━━━ Material

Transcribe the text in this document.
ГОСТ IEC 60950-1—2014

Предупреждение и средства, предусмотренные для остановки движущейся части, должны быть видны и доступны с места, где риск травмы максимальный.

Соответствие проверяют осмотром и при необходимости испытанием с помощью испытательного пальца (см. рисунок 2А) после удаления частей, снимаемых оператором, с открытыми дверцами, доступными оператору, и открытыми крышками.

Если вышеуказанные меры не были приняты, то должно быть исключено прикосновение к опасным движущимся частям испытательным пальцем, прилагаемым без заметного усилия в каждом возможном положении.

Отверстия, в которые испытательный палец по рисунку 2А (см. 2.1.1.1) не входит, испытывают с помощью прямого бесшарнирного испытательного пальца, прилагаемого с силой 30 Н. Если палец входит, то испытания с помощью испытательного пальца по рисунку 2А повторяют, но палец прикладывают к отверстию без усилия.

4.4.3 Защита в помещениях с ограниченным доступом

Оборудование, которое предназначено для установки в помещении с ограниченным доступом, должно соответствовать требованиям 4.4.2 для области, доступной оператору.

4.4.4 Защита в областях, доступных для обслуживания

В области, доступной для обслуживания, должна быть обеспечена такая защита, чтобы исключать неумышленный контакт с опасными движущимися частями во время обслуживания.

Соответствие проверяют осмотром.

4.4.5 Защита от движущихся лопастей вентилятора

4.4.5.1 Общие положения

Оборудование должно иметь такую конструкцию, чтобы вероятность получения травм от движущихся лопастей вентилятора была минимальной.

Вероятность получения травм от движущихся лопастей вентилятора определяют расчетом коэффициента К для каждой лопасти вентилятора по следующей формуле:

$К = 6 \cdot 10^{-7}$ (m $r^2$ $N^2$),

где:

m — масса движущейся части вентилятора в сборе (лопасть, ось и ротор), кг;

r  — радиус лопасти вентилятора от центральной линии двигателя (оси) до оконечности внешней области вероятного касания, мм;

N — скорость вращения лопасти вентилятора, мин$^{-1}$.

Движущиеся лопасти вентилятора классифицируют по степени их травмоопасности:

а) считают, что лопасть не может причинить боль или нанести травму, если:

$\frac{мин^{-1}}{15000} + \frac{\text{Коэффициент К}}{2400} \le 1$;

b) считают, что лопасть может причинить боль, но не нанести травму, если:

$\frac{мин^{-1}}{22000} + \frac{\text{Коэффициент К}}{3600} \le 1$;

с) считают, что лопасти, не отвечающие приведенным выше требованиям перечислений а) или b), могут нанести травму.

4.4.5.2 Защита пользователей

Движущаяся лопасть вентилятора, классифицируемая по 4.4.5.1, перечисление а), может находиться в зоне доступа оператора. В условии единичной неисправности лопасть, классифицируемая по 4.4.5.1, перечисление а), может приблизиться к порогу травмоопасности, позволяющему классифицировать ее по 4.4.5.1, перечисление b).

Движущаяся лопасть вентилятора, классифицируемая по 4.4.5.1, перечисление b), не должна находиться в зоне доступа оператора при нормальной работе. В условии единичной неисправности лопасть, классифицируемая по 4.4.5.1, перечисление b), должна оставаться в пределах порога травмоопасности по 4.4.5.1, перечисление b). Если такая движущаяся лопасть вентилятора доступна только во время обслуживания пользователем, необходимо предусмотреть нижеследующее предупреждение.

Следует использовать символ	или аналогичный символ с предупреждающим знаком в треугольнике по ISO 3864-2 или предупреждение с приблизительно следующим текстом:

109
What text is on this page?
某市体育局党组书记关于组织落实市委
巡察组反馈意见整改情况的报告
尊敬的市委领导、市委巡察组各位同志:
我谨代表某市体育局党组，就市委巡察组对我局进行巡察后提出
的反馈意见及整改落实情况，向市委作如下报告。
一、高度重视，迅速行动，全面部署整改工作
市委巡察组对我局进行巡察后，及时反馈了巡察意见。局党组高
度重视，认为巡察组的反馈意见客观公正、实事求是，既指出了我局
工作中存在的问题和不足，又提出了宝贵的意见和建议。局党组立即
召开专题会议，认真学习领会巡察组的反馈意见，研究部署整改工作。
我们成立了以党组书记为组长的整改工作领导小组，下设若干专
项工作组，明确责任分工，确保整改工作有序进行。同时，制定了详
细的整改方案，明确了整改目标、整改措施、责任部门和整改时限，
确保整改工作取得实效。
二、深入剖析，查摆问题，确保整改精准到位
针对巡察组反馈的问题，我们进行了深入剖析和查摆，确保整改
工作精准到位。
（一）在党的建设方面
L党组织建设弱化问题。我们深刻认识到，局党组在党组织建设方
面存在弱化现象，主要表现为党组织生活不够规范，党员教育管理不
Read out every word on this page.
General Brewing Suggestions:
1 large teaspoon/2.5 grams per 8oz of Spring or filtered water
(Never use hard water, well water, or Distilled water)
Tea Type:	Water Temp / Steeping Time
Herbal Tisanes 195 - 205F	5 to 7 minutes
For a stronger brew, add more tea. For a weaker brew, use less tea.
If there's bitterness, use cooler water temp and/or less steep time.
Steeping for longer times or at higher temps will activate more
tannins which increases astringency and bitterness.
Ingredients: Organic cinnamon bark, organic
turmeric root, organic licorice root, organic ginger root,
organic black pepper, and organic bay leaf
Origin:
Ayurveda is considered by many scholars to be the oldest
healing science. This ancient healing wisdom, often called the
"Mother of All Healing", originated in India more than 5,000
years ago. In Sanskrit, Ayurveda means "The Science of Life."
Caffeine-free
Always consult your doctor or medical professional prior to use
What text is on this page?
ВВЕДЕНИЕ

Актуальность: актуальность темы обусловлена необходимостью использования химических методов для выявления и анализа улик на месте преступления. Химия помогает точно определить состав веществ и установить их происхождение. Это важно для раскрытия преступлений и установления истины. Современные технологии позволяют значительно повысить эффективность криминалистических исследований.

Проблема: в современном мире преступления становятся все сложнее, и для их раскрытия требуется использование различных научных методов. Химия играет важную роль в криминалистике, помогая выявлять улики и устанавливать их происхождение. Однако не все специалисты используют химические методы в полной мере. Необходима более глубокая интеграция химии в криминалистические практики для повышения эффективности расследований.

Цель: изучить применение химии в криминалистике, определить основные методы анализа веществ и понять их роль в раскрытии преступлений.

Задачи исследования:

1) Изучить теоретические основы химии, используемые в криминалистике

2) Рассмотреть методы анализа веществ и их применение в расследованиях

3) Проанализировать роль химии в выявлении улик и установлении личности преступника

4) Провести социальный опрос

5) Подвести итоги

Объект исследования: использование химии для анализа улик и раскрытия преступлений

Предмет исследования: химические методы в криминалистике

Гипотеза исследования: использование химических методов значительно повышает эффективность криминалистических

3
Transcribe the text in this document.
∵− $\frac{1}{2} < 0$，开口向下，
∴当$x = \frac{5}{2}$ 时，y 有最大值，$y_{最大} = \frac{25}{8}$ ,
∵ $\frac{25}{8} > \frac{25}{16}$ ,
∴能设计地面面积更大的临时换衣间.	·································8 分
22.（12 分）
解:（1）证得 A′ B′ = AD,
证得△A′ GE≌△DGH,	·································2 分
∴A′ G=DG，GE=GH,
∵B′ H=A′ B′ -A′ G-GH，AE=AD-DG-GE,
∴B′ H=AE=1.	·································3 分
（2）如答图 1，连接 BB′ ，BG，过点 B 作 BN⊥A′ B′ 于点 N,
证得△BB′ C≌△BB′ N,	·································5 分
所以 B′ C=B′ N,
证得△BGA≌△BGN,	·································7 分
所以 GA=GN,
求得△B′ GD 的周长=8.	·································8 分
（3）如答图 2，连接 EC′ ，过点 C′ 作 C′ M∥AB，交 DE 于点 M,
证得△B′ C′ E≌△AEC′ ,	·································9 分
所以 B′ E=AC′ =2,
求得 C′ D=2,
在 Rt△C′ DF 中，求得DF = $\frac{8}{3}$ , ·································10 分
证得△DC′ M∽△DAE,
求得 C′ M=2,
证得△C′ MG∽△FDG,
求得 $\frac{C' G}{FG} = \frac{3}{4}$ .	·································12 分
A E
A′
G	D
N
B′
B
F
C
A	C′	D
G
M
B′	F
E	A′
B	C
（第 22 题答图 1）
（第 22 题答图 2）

━━━━━━

■ **Aim**: Report how many lines hold the string "требованиям", giving the number and nothing else.

■ **Task answer**: 2